Exercise details. Can you retype every record below exactly as written?
━━ Provided data ━━
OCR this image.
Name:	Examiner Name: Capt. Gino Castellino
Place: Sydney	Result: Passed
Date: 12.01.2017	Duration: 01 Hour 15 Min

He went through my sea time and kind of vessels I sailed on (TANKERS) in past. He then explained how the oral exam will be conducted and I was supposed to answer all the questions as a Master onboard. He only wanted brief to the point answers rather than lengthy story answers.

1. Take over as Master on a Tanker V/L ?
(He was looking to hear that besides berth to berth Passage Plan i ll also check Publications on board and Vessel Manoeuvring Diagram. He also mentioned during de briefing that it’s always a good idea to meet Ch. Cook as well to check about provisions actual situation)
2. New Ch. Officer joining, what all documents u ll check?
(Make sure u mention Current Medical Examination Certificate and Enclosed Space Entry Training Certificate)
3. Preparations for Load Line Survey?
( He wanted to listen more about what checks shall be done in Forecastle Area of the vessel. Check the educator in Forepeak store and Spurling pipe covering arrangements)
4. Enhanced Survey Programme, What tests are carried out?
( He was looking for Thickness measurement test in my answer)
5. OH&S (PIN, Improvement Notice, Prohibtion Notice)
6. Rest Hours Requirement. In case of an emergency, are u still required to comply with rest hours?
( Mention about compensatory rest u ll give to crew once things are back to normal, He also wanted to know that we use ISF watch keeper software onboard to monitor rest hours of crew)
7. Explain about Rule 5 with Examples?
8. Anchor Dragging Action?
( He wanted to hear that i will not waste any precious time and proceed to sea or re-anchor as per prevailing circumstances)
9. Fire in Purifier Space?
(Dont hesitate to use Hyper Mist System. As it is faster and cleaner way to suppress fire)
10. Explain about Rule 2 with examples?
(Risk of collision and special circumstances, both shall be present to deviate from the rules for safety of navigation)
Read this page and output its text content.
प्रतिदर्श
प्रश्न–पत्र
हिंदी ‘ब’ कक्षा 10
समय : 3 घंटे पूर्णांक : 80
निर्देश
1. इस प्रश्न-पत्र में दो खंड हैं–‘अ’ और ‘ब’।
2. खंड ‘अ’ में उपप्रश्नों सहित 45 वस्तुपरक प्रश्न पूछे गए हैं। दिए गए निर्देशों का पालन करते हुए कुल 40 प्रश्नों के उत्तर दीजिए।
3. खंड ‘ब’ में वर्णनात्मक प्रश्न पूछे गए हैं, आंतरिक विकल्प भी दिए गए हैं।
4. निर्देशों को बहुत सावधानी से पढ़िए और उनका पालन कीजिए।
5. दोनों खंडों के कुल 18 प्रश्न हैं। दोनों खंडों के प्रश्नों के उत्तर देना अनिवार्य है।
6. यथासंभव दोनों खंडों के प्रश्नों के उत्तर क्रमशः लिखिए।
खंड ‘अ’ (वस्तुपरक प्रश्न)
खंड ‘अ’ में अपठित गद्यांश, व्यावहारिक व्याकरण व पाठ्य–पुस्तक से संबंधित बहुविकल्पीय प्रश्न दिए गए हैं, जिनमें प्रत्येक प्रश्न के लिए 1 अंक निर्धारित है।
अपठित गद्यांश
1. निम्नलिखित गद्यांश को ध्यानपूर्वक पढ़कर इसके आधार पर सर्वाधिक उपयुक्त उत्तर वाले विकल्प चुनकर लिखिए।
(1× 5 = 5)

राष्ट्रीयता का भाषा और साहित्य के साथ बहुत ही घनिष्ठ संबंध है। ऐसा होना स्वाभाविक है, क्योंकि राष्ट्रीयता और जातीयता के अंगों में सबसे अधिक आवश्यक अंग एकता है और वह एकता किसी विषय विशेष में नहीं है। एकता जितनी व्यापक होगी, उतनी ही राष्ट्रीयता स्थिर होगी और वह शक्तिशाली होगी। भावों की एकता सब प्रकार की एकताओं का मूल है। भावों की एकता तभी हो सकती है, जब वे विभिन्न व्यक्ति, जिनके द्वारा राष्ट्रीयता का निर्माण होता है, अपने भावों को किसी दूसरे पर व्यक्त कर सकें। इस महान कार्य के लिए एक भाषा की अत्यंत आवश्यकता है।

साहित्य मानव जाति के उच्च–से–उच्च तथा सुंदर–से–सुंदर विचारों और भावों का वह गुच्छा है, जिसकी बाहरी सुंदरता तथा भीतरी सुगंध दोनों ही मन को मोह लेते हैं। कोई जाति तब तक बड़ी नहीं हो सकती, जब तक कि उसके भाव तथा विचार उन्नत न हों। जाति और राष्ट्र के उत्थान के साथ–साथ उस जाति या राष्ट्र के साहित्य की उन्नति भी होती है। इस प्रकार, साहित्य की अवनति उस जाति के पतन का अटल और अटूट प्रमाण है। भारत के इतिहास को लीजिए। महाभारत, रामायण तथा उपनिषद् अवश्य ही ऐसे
━━━
Answer for the task.
OCR this image.
Name:	Examiner Name: Capt. Gino Castellino
Place: Sydney	Result: Passed
Date: 12.01.2017	Duration: 01 Hour 15 Min

He went through my sea time and kind of vessels I sailed on (TANKERS) in past. He then explained how the oral exam will be conducted and I was supposed to answer all the questions as a Master onboard. He only wanted brief to the point answers rather than lengthy story answers.

1. Take over as Master on a Tanker V/L ?
(He was looking to hear that besides berth to berth Passage Plan i ll also check Publications on board and Vessel Manoeuvring Diagram. He also mentioned during de briefing that it’s always a good idea to meet Ch. Cook as well to check about provisions actual situation)
2. New Ch. Officer joining, what all documents u ll check?
(Make sure u mention Current Medical Examination Certificate and Enclosed Space Entry Training Certificate)
3. Preparations for Load Line Survey?
( He wanted to listen more about what checks shall be done in Forecastle Area of the vessel. Check the educator in Forepeak store and Spurling pipe covering arrangements)
4. Enhanced Survey Programme, What tests are carried out?
( He was looking for Thickness measurement test in my answer)
5. OH&S (PIN, Improvement Notice, Prohibtion Notice)
6. Rest Hours Requirement. In case of an emergency, are u still required to comply with rest hours?
( Mention about compensatory rest u ll give to crew once things are back to normal, He also wanted to know that we use ISF watch keeper software onboard to monitor rest hours of crew)
7. Explain about Rule 5 with Examples?
8. Anchor Dragging Action?
( He wanted to hear that i will not waste any precious time and proceed to sea or re-anchor as per prevailing circumstances)
9. Fire in Purifier Space?
(Dont hesitate to use Hyper Mist System. As it is faster and cleaner way to suppress fire)
10. Explain about Rule 2 with examples?
(Risk of collision and special circumstances, both shall be present to deviate from the rules for safety of navigation)
Read this page and output its text content.
प्रतिदर्श
प्रश्न–पत्र
हिंदी ‘ब’ कक्षा 10
समय : 3 घंटे पूर्णांक : 80
निर्देश
1. इस प्रश्न-पत्र में दो खंड हैं–‘अ’ और ‘ब’।
2. खंड ‘अ’ में उपप्रश्नों सहित 45 वस्तुपरक प्रश्न पूछे गए हैं। दिए गए निर्देशों का पालन करते हुए कुल 40 प्रश्नों के उत्तर दीजिए।
3. खंड ‘ब’ में वर्णनात्मक प्रश्न पूछे गए हैं, आंतरिक विकल्प भी दिए गए हैं।
4. निर्देशों को बहुत सावधानी से पढ़िए और उनका पालन कीजिए।
5. दोनों खंडों के कुल 18 प्रश्न हैं। दोनों खंडों के प्रश्नों के उत्तर देना अनिवार्य है।
6. यथासंभव दोनों खंडों के प्रश्नों के उत्तर क्रमशः लिखिए।
खंड ‘अ’ (वस्तुपरक प्रश्न)
खंड ‘अ’ में अपठित गद्यांश, व्यावहारिक व्याकरण व पाठ्य–पुस्तक से संबंधित बहुविकल्पीय प्रश्न दिए गए हैं, जिनमें प्रत्येक प्रश्न के लिए 1 अंक निर्धारित है।
अपठित गद्यांश
1. निम्नलिखित गद्यांश को ध्यानपूर्वक पढ़कर इसके आधार पर सर्वाधिक उपयुक्त उत्तर वाले विकल्प चुनकर लिखिए।
(1× 5 = 5)

राष्ट्रीयता का भाषा और साहित्य के साथ बहुत ही घनिष्ठ संबंध है। ऐसा होना स्वाभाविक है, क्योंकि राष्ट्रीयता और जातीयता के अंगों में सबसे अधिक आवश्यक अंग एकता है और वह एकता किसी विषय विशेष में नहीं है। एकता जितनी व्यापक होगी, उतनी ही राष्ट्रीयता स्थिर होगी और वह शक्तिशाली होगी। भावों की एकता सब प्रकार की एकताओं का मूल है। भावों की एकता तभी हो सकती है, जब वे विभिन्न व्यक्ति, जिनके द्वारा राष्ट्रीयता का निर्माण होता है, अपने भावों को किसी दूसरे पर व्यक्त कर सकें। इस महान कार्य के लिए एक भाषा की अत्यंत आवश्यकता है।

साहित्य मानव जाति के उच्च–से–उच्च तथा सुंदर–से–सुंदर विचारों और भावों का वह गुच्छा है, जिसकी बाहरी सुंदरता तथा भीतरी सुगंध दोनों ही मन को मोह लेते हैं। कोई जाति तब तक बड़ी नहीं हो सकती, जब तक कि उसके भाव तथा विचार उन्नत न हों। जाति और राष्ट्र के उत्थान के साथ–साथ उस जाति या राष्ट्र के साहित्य की उन्नति भी होती है। इस प्रकार, साहित्य की अवनति उस जाति के पतन का अटल और अटूट प्रमाण है। भारत के इतिहास को लीजिए। महाभारत, रामायण तथा उपनिषद् अवश्य ही ऐसे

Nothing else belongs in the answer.